PROBLEM TO SOLVE: From the entries that follow, extract each line holding the string "mais".

TASK INPUT:
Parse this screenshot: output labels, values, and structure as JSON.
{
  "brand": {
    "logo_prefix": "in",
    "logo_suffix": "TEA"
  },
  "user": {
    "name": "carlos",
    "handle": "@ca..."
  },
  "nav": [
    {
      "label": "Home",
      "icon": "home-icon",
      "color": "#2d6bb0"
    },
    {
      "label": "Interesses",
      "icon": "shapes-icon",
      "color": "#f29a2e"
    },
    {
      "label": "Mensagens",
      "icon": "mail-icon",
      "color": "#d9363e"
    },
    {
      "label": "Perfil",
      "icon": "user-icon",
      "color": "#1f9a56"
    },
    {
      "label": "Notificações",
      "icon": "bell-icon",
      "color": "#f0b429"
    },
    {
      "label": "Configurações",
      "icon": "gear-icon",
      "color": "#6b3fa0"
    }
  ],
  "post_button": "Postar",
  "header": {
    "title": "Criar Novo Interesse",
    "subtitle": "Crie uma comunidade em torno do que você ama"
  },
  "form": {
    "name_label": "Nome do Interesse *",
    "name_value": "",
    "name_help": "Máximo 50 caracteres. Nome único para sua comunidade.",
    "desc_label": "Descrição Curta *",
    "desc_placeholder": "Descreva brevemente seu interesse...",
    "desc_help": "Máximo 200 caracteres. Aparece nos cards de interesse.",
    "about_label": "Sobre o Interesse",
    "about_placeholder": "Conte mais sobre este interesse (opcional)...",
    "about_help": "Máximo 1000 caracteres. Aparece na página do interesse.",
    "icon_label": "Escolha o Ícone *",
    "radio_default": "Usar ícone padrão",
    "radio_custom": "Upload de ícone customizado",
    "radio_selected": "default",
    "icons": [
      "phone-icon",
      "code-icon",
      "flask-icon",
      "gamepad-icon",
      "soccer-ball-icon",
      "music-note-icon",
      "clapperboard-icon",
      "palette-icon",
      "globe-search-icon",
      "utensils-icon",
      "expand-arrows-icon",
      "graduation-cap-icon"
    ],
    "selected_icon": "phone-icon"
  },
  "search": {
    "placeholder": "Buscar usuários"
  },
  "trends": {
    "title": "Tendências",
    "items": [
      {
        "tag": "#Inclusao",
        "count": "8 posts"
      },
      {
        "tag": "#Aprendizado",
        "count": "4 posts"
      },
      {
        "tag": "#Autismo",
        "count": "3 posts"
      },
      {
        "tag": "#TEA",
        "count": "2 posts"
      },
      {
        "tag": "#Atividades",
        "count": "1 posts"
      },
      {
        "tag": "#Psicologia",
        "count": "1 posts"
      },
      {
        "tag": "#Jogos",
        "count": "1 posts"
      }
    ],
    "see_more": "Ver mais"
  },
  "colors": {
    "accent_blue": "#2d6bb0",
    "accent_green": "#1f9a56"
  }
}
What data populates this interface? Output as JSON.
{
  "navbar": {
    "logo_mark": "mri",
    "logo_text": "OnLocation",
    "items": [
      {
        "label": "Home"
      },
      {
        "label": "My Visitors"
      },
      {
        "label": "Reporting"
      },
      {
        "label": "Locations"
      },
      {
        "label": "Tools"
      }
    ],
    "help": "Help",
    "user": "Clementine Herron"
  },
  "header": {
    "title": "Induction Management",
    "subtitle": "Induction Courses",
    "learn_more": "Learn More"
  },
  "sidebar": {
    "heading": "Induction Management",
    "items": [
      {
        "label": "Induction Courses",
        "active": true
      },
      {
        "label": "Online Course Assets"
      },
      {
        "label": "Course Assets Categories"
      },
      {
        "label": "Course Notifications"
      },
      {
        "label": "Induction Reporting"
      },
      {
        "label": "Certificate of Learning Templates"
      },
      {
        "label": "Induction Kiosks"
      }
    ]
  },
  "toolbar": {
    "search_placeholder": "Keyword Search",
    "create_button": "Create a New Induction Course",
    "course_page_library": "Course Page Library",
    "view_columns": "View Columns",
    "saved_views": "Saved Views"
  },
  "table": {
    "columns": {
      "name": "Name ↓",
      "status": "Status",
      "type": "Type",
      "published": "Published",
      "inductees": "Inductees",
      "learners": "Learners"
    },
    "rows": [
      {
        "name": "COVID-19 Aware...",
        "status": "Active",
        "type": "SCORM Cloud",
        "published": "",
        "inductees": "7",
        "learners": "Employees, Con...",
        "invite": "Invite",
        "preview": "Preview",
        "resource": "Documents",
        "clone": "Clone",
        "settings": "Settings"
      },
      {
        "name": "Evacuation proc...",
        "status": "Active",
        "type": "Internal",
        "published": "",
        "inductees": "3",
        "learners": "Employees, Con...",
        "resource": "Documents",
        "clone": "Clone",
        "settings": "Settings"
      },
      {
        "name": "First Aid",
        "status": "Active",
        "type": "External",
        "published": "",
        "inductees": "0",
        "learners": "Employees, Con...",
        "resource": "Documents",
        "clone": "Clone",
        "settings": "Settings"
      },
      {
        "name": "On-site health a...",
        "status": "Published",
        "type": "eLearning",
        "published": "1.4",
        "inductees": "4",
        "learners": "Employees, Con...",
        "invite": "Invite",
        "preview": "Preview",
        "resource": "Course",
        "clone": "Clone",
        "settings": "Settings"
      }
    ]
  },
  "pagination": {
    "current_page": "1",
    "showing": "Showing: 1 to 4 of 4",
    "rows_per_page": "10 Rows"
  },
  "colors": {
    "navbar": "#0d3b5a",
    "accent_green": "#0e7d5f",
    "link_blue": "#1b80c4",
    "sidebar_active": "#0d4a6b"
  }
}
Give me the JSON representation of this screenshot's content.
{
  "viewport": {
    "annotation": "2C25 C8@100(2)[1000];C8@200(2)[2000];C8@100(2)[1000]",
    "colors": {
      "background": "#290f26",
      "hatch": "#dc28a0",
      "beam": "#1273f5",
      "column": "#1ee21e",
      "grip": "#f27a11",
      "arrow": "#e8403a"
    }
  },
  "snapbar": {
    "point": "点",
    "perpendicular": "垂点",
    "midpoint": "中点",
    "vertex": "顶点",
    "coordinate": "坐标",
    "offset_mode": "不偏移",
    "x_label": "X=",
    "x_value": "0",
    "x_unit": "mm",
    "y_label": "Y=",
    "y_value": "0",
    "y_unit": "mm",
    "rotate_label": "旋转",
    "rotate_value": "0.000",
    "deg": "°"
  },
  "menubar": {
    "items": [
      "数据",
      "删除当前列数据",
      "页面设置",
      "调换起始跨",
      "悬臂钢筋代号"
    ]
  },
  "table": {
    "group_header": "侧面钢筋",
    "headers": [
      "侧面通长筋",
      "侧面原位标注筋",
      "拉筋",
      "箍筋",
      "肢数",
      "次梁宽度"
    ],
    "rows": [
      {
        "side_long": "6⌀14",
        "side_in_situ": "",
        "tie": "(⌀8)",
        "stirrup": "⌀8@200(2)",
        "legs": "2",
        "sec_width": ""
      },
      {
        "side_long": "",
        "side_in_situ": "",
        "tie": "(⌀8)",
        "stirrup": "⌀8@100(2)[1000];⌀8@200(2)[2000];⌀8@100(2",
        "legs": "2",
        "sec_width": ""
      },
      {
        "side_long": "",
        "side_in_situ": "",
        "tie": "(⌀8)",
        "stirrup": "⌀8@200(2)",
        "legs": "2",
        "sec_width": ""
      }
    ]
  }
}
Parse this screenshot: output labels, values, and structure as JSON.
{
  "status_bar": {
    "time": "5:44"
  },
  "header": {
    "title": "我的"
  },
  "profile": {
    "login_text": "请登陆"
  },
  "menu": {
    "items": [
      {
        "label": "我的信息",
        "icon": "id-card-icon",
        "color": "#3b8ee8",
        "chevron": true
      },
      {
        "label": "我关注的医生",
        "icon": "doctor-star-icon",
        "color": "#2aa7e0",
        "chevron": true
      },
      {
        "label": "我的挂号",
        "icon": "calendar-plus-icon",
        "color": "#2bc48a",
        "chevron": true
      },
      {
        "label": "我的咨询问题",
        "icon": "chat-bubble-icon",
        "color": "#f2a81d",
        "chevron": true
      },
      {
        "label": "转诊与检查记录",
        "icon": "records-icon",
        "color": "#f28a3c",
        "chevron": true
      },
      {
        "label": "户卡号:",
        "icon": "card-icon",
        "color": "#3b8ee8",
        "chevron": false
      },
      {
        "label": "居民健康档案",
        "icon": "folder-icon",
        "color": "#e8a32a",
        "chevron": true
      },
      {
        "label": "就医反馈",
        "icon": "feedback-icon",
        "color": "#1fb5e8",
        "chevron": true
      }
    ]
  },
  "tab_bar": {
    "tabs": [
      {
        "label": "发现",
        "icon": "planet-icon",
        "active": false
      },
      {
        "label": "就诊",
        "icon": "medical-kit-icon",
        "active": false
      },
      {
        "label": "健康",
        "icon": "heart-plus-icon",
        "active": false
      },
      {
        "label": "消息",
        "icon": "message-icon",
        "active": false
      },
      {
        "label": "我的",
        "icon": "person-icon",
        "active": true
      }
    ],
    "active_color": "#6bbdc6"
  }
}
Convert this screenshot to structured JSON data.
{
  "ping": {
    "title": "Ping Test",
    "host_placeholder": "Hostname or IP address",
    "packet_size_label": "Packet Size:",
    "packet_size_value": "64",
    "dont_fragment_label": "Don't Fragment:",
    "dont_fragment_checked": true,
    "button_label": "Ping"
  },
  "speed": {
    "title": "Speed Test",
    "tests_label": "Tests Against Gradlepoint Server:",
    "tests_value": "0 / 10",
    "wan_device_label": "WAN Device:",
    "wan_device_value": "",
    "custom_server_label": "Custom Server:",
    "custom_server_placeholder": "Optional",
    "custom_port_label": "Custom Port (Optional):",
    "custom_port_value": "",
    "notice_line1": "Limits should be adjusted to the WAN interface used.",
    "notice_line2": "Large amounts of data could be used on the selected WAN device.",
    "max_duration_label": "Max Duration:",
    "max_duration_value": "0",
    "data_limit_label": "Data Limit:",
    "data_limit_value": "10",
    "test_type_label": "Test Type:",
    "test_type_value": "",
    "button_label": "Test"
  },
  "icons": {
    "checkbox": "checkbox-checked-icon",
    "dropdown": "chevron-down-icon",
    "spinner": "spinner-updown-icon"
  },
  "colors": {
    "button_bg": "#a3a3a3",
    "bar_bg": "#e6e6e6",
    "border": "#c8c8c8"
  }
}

WRITTEN ANSWER:
    "about_placeholder": "Conte mais sobre este interesse (opcional)...",
    "see_more": "Ver mais"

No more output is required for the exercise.